• Task description: Pull every line containing "मनवम" out of the material below.

:::::

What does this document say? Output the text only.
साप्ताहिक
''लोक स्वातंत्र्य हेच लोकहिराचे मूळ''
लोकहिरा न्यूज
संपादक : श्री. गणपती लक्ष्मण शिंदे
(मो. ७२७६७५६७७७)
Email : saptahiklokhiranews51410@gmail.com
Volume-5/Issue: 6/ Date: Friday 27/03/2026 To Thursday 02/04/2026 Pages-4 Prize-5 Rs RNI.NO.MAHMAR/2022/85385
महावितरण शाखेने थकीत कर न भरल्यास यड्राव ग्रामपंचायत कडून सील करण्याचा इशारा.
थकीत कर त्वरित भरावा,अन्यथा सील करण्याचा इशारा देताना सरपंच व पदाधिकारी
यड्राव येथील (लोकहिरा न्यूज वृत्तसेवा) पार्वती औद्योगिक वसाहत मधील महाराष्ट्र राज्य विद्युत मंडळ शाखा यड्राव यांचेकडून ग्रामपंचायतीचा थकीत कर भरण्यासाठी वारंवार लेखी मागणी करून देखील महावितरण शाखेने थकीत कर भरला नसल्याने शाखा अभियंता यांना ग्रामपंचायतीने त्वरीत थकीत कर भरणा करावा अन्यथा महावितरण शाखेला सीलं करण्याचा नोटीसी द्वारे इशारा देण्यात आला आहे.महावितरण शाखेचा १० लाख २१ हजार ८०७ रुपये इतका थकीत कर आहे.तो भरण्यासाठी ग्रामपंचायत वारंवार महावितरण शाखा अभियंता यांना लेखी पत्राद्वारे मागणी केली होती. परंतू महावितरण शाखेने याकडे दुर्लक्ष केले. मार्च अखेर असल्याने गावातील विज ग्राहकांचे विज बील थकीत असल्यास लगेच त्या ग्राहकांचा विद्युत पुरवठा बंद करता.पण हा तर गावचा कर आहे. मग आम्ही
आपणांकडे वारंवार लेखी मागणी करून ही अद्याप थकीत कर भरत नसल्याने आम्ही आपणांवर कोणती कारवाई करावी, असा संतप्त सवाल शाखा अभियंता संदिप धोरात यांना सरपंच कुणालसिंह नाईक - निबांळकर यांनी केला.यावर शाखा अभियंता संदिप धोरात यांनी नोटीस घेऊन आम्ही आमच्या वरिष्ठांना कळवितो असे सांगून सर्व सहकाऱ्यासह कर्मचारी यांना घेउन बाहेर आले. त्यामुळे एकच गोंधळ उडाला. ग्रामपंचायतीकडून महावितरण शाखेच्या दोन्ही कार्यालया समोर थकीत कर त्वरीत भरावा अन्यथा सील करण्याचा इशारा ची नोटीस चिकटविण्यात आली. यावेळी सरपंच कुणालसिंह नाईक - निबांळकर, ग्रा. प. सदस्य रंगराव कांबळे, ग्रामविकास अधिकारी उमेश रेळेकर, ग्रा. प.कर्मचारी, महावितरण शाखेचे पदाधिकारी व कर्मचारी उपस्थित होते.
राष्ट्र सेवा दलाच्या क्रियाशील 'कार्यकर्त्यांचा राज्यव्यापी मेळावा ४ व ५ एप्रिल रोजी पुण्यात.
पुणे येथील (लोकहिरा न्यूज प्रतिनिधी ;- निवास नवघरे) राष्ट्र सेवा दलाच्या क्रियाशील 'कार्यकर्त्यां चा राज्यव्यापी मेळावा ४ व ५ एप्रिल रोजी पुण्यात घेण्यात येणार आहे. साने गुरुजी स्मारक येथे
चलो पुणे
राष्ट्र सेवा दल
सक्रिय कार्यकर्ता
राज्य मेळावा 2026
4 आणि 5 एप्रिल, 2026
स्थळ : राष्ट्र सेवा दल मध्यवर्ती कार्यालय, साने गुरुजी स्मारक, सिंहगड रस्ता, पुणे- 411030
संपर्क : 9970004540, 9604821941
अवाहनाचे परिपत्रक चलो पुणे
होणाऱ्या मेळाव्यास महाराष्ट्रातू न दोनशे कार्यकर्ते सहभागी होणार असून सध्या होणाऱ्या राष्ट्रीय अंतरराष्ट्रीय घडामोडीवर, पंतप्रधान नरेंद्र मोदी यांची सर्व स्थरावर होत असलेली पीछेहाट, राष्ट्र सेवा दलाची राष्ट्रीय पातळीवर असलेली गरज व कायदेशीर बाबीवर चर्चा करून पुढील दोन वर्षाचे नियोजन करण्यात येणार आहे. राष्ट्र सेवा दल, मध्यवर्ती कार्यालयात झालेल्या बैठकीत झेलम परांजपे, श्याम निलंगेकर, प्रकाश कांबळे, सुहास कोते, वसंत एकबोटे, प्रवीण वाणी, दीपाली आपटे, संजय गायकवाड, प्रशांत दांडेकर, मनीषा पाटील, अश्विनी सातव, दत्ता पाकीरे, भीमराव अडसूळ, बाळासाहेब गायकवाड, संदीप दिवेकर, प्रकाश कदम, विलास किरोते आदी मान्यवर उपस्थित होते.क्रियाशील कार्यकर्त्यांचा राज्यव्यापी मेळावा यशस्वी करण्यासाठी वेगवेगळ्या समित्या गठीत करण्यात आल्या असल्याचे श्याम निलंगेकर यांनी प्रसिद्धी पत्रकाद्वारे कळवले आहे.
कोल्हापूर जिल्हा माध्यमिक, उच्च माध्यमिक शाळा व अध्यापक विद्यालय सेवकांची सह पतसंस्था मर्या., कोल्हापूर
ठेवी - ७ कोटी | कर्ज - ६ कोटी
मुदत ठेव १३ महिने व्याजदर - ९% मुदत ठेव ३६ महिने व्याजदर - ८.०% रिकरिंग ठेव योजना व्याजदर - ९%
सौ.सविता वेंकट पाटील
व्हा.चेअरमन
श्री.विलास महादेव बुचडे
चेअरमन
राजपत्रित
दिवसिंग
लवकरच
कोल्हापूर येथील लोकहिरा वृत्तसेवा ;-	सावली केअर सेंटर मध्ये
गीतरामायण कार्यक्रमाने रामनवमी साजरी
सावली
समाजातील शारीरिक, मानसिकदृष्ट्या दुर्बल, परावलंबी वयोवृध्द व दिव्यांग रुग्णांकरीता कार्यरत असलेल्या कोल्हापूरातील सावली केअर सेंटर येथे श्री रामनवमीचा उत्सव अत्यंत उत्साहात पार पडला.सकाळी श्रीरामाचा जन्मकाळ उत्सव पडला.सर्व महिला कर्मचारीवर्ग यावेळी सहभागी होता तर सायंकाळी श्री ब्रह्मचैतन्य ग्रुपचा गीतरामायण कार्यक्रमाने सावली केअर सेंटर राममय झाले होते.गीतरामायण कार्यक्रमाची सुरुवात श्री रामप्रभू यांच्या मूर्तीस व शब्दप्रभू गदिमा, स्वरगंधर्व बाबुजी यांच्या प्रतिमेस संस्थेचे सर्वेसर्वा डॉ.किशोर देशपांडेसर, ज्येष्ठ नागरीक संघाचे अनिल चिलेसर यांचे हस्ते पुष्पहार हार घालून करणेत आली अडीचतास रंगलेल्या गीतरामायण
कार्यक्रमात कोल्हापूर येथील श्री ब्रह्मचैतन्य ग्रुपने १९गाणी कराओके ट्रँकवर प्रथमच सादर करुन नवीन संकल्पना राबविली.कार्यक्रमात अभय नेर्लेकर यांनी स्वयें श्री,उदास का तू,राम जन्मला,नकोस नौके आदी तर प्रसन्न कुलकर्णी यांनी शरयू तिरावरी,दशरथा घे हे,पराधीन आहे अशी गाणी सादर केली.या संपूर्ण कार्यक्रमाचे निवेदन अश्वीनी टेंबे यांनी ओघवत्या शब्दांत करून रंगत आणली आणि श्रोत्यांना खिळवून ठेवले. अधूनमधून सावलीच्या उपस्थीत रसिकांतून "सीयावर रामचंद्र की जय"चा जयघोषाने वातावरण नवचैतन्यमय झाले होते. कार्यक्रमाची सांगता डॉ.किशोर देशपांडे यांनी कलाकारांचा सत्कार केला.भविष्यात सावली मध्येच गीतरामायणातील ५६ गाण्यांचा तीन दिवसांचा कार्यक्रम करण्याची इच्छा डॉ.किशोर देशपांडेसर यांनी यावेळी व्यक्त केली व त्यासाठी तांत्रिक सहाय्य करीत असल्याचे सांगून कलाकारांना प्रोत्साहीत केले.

:::::

• Exercise output:
गीतरामायण कार्यक्रमाने रामनवमी साजरी
समाजातील शारीरिक, मानसिकदृष्ट्या दुर्बल, परावलंबी वयोवृध्द व दिव्यांग रुग्णांकरीता कार्यरत असलेल्या कोल्हापूरातील सावली केअर सेंटर येथे श्री रामनवमीचा उत्सव अत्यंत उत्साहात पार पडला.सकाळी श्रीरामाचा जन्मकाळ उत्सव पडला.सर्व महिला कर्मचारीवर्ग यावेळी सहभागी होता तर सायंकाळी श्री ब्रह्मचैतन्य ग्रुपचा गीतरामायण कार्यक्रमाने सावली केअर सेंटर राममय झाले होते.गीतरामायण कार्यक्रमाची सुरुवात श्री रामप्रभू यांच्या मूर्तीस व शब्दप्रभू गदिमा, स्वरगंधर्व बाबुजी यांच्या प्रतिमेस संस्थेचे सर्वेसर्वा डॉ.किशोर देशपांडेसर, ज्येष्ठ नागरीक संघाचे अनिल चिलेसर यांचे हस्ते पुष्पहार हार घालून करणेत आली अडीचतास रंगलेल्या गीतरामायण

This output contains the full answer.